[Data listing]
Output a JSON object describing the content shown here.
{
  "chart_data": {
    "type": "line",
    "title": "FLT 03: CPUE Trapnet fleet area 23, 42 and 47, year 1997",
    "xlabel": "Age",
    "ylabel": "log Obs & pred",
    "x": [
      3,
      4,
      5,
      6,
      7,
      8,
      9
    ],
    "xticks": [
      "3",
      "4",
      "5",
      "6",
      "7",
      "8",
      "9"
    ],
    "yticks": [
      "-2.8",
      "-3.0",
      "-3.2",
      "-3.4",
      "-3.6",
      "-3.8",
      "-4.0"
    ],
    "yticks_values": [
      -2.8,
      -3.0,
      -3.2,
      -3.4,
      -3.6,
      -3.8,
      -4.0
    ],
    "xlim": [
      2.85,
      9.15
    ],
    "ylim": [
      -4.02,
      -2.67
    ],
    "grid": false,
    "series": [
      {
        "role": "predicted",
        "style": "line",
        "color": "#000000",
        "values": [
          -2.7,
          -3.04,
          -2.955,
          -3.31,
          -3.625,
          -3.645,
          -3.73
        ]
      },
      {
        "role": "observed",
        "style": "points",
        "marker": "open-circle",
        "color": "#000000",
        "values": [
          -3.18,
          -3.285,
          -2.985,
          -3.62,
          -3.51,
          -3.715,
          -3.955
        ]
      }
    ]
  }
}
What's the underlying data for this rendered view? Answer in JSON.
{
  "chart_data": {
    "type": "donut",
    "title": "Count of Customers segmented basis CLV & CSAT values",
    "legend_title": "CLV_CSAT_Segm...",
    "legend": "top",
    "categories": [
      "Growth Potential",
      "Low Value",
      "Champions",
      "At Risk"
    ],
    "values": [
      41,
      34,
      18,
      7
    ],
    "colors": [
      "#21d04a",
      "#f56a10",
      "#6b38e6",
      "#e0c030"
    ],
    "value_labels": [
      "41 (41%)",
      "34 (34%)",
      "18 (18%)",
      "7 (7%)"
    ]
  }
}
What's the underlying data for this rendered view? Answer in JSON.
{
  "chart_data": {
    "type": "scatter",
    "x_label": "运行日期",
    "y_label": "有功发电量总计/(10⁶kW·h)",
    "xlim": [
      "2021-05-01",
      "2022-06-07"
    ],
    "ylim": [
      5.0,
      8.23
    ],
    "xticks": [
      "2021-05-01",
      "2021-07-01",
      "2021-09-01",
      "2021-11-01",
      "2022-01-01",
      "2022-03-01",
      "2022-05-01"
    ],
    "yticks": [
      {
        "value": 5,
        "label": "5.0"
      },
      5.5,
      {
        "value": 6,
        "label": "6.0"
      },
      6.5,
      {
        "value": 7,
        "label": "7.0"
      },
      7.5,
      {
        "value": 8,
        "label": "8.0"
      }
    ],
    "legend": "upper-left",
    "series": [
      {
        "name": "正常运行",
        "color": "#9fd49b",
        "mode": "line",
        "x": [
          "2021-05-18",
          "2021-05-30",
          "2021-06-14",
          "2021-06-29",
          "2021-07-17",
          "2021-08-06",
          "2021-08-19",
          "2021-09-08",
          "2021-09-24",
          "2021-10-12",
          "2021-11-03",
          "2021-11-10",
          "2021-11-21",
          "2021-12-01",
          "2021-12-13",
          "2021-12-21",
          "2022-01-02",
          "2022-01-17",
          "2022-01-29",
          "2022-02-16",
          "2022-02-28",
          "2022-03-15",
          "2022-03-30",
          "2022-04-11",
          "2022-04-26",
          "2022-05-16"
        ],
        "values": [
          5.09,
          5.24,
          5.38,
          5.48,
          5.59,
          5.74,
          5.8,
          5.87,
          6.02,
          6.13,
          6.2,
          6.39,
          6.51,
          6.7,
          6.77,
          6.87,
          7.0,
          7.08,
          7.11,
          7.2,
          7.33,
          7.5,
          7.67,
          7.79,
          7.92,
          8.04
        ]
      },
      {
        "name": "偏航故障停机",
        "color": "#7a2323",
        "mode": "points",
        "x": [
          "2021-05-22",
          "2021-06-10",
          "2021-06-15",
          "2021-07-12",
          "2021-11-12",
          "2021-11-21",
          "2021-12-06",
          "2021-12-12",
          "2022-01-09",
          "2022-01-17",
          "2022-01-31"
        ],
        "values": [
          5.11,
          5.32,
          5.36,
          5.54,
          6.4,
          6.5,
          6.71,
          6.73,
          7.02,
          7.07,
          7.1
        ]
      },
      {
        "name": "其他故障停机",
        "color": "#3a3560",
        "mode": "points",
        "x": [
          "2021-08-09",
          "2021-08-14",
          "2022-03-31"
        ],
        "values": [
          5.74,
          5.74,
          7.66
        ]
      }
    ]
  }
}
==
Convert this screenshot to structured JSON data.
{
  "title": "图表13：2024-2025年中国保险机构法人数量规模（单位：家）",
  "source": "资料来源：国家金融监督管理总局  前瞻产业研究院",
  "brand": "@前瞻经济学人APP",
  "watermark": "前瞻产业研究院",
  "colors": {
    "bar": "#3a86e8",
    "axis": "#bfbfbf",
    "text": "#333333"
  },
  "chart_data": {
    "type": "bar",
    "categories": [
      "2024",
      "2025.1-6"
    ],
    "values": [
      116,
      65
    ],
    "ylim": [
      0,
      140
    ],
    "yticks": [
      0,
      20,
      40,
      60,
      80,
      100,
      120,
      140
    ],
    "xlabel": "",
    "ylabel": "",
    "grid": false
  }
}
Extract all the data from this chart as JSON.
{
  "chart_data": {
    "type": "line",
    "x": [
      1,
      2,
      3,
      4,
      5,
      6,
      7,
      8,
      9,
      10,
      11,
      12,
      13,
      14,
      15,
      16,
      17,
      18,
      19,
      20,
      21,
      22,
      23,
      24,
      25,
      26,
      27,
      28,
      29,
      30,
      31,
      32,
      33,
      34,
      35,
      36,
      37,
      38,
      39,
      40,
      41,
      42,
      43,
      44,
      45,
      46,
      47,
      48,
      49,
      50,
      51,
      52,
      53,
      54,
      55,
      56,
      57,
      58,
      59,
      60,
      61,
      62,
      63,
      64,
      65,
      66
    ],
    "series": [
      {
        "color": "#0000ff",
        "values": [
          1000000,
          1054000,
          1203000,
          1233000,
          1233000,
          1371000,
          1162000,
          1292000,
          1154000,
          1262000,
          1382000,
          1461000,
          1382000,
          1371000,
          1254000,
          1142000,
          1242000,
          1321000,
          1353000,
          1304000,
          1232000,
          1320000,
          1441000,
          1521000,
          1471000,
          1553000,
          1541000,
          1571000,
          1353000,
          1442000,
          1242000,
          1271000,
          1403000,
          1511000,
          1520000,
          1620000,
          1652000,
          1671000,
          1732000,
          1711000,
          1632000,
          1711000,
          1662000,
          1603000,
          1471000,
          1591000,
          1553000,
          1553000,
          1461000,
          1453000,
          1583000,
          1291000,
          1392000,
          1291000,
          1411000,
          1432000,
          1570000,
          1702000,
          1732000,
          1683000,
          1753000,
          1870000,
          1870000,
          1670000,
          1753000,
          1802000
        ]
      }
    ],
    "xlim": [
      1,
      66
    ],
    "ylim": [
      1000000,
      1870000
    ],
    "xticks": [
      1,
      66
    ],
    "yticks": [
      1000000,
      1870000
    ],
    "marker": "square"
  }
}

- [Set task] Determine the number of lines in the records that include the string "this", and respond with that number only.

- [Final result] 4